Written exercise:
Identify the lines that include the word "houses", then copy all of them.

============

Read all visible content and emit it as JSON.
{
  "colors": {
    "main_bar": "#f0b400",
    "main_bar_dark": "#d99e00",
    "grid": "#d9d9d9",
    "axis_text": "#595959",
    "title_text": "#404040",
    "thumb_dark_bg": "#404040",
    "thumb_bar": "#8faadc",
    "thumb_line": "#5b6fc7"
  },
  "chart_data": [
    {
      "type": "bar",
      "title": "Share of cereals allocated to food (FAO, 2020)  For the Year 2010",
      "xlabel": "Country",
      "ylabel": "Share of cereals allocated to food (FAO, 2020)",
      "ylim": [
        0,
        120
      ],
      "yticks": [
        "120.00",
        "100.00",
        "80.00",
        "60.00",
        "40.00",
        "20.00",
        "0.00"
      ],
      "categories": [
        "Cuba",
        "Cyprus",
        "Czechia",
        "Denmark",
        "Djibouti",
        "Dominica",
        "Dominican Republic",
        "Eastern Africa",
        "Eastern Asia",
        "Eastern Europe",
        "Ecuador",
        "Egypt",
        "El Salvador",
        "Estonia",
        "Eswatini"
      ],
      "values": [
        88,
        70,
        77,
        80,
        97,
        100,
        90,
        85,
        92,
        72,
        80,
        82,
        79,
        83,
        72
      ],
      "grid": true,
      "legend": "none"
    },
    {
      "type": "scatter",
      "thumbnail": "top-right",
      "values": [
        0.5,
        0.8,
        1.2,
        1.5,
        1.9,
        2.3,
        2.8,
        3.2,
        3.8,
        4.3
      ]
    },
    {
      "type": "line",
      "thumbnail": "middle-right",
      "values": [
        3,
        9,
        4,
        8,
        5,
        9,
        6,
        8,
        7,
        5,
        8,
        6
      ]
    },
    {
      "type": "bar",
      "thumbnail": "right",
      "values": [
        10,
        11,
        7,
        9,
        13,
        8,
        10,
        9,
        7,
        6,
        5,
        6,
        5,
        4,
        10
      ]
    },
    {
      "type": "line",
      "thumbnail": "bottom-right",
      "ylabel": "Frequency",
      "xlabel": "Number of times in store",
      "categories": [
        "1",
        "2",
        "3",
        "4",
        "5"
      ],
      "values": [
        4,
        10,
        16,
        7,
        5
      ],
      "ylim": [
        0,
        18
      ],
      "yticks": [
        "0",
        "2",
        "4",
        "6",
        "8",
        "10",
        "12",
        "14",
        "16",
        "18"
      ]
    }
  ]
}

============

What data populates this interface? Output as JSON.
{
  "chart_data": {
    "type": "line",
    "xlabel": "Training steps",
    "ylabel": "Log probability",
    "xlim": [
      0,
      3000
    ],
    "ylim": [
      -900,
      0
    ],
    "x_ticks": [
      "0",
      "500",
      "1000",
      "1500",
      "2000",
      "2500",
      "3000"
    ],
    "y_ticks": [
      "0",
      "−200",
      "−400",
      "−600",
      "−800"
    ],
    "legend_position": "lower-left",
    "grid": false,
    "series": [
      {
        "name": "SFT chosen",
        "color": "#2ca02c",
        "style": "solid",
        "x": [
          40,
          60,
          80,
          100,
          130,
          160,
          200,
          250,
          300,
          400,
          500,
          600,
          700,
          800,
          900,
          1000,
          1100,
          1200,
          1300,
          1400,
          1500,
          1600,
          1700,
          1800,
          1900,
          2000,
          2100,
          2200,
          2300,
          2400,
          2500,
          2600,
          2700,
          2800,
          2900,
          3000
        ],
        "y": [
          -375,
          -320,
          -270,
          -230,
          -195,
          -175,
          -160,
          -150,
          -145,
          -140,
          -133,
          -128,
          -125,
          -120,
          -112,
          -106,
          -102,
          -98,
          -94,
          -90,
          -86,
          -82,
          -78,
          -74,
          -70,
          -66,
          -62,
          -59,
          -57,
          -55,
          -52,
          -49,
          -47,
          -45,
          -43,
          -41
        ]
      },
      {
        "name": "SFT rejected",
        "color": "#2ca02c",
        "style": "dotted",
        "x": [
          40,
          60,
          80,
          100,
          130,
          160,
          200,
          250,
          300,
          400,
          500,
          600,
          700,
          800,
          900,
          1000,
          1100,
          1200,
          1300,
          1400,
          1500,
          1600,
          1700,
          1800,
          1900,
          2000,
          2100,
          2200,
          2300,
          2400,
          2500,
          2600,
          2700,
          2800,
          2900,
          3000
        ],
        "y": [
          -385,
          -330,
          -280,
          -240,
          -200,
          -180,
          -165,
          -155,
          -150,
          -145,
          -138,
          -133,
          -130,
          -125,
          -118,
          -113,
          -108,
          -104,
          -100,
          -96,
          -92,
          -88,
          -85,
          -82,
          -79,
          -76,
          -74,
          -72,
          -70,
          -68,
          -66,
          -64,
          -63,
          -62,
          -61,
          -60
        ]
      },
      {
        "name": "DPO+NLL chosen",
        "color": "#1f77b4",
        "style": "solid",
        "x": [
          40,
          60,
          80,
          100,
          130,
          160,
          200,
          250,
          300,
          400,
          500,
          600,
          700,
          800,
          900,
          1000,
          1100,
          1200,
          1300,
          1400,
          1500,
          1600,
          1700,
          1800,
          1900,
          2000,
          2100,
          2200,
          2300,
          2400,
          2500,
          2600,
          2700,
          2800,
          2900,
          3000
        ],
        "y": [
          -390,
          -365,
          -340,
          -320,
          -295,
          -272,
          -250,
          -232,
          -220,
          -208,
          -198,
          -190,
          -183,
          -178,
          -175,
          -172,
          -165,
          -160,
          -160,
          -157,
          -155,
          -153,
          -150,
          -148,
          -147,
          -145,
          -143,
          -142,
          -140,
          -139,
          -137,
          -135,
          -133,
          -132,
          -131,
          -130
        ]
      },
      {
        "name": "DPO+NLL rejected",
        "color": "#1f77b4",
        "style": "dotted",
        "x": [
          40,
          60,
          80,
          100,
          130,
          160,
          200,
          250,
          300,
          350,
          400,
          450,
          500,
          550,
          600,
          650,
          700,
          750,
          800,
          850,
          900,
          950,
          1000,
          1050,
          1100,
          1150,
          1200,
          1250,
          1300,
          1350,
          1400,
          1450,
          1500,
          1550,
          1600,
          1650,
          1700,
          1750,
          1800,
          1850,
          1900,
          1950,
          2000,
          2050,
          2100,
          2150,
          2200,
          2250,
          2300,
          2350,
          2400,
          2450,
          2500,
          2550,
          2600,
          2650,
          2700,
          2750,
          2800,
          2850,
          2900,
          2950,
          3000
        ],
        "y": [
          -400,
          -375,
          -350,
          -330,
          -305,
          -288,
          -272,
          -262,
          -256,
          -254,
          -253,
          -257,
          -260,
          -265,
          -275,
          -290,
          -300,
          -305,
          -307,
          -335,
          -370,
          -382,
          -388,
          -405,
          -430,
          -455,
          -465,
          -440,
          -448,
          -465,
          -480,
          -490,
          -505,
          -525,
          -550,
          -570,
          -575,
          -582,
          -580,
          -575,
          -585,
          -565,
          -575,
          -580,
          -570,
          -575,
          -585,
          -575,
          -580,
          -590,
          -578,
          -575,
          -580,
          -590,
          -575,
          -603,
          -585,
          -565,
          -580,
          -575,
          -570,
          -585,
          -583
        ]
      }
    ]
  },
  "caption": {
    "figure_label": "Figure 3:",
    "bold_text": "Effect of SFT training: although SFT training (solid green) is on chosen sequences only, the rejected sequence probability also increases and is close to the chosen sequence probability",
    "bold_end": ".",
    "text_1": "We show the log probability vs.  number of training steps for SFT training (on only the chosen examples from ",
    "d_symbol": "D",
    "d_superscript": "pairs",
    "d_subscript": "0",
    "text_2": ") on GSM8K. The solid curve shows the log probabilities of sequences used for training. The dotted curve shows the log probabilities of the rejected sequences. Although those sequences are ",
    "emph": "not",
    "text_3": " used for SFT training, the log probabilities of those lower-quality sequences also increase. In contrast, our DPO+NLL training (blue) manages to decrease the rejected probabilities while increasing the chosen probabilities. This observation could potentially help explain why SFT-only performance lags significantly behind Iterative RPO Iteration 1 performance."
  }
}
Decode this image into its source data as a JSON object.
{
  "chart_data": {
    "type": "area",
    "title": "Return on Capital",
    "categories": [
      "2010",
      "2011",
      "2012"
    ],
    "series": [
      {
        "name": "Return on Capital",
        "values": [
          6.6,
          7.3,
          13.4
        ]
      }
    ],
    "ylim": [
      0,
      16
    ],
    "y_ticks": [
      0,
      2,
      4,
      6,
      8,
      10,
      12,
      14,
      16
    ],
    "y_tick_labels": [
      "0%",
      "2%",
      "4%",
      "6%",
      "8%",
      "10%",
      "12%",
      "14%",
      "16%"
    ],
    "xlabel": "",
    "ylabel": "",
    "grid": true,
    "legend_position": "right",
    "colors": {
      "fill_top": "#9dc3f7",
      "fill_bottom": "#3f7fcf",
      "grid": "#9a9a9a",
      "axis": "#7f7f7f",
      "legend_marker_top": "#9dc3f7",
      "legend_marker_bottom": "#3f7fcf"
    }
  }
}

============

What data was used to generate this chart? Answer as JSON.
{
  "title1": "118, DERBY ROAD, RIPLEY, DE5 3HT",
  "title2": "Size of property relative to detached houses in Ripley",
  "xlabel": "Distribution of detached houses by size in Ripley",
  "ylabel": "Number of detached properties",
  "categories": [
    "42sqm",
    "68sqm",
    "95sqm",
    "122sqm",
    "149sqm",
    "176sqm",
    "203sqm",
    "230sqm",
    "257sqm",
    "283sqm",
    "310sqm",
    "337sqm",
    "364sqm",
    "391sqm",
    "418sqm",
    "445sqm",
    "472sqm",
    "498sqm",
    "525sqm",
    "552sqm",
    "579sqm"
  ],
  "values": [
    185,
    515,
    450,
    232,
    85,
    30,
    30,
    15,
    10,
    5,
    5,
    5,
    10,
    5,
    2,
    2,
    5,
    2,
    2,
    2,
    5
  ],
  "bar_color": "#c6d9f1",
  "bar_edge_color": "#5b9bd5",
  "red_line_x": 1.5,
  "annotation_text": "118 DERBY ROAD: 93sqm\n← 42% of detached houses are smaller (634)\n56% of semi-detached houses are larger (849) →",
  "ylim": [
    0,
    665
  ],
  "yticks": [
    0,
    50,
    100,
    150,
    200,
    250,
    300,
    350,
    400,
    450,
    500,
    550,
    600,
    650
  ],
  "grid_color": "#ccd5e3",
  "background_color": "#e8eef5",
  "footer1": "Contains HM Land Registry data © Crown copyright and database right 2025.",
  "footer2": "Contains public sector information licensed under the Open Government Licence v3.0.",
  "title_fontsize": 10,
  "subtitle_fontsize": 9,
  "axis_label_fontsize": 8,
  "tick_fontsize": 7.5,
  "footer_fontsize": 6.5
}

============

Response to the exercise:
  "title2": "Size of property relative to detached houses in Ripley",
  "xlabel": "Distribution of detached houses by size in Ripley",
  "annotation_text": "118 DERBY ROAD: 93sqm\n← 42% of detached houses are smaller (634)\n56% of semi-detached houses are larger (849) →",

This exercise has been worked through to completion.